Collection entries
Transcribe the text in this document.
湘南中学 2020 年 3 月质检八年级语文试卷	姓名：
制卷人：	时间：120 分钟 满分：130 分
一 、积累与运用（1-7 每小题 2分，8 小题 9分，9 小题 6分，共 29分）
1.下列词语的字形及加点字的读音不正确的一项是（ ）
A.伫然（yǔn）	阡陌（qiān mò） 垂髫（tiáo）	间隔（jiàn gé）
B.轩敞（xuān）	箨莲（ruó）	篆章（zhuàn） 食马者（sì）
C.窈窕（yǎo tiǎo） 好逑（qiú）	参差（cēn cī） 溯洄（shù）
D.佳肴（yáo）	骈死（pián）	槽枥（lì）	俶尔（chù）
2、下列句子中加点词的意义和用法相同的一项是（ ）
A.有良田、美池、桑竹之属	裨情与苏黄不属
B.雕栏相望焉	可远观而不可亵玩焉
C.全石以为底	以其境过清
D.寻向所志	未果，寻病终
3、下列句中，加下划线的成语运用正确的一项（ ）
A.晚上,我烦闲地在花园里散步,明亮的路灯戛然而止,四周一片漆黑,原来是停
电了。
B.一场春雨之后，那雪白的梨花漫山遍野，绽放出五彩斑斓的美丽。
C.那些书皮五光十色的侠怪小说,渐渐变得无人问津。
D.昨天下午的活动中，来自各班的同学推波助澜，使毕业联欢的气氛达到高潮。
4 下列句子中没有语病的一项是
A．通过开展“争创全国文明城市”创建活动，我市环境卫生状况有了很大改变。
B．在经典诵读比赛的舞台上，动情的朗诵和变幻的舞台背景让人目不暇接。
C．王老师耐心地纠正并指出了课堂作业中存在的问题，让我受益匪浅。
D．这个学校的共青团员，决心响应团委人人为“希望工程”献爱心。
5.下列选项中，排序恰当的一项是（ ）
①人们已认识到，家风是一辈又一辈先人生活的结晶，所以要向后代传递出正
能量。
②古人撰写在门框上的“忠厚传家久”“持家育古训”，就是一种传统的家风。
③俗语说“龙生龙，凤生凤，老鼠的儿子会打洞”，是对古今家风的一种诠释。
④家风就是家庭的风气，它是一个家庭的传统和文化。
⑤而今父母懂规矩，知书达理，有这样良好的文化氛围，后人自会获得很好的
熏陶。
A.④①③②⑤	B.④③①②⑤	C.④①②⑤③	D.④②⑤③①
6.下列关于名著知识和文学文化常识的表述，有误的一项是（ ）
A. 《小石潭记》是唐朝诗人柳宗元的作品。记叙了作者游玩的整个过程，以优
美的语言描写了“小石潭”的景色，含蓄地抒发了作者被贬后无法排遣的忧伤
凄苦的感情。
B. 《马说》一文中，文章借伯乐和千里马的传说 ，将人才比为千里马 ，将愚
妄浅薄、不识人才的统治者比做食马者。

- WHAT YOU ARE ASKED TO DO
Restate every record exactly, leaving nothing out.

- SOLUTION TO THE EXERCISE
Transcribe the text in this document.
湘南中学 2020 年 3 月质检八年级语文试卷	姓名：
制卷人：	时间：120 分钟 满分：130 分
一 、积累与运用（1-7 每小题 2分，8 小题 9分，9 小题 6分，共 29分）
1.下列词语的字形及加点字的读音不正确的一项是（ ）
A.伫然（yǔn）	阡陌（qiān mò） 垂髫（tiáo）	间隔（jiàn gé）
B.轩敞（xuān）	箨莲（ruó）	篆章（zhuàn） 食马者（sì）
C.窈窕（yǎo tiǎo） 好逑（qiú）	参差（cēn cī） 溯洄（shù）
D.佳肴（yáo）	骈死（pián）	槽枥（lì）	俶尔（chù）
2、下列句子中加点词的意义和用法相同的一项是（ ）
A.有良田、美池、桑竹之属	裨情与苏黄不属
B.雕栏相望焉	可远观而不可亵玩焉
C.全石以为底	以其境过清
D.寻向所志	未果，寻病终
3、下列句中，加下划线的成语运用正确的一项（ ）
A.晚上,我烦闲地在花园里散步,明亮的路灯戛然而止,四周一片漆黑,原来是停
电了。
B.一场春雨之后，那雪白的梨花漫山遍野，绽放出五彩斑斓的美丽。
C.那些书皮五光十色的侠怪小说,渐渐变得无人问津。
D.昨天下午的活动中，来自各班的同学推波助澜，使毕业联欢的气氛达到高潮。
4 下列句子中没有语病的一项是
A．通过开展“争创全国文明城市”创建活动，我市环境卫生状况有了很大改变。
B．在经典诵读比赛的舞台上，动情的朗诵和变幻的舞台背景让人目不暇接。
C．王老师耐心地纠正并指出了课堂作业中存在的问题，让我受益匪浅。
D．这个学校的共青团员，决心响应团委人人为“希望工程”献爱心。
5.下列选项中，排序恰当的一项是（ ）
①人们已认识到，家风是一辈又一辈先人生活的结晶，所以要向后代传递出正
能量。
②古人撰写在门框上的“忠厚传家久”“持家育古训”，就是一种传统的家风。
③俗语说“龙生龙，凤生凤，老鼠的儿子会打洞”，是对古今家风的一种诠释。
④家风就是家庭的风气，它是一个家庭的传统和文化。
⑤而今父母懂规矩，知书达理，有这样良好的文化氛围，后人自会获得很好的
熏陶。
A.④①③②⑤	B.④③①②⑤	C.④①②⑤③	D.④②⑤③①
6.下列关于名著知识和文学文化常识的表述，有误的一项是（ ）
A. 《小石潭记》是唐朝诗人柳宗元的作品。记叙了作者游玩的整个过程，以优
美的语言描写了“小石潭”的景色，含蓄地抒发了作者被贬后无法排遣的忧伤
凄苦的感情。
B. 《马说》一文中，文章借伯乐和千里马的传说 ，将人才比为千里马 ，将愚
妄浅薄、不识人才的统治者比做食马者。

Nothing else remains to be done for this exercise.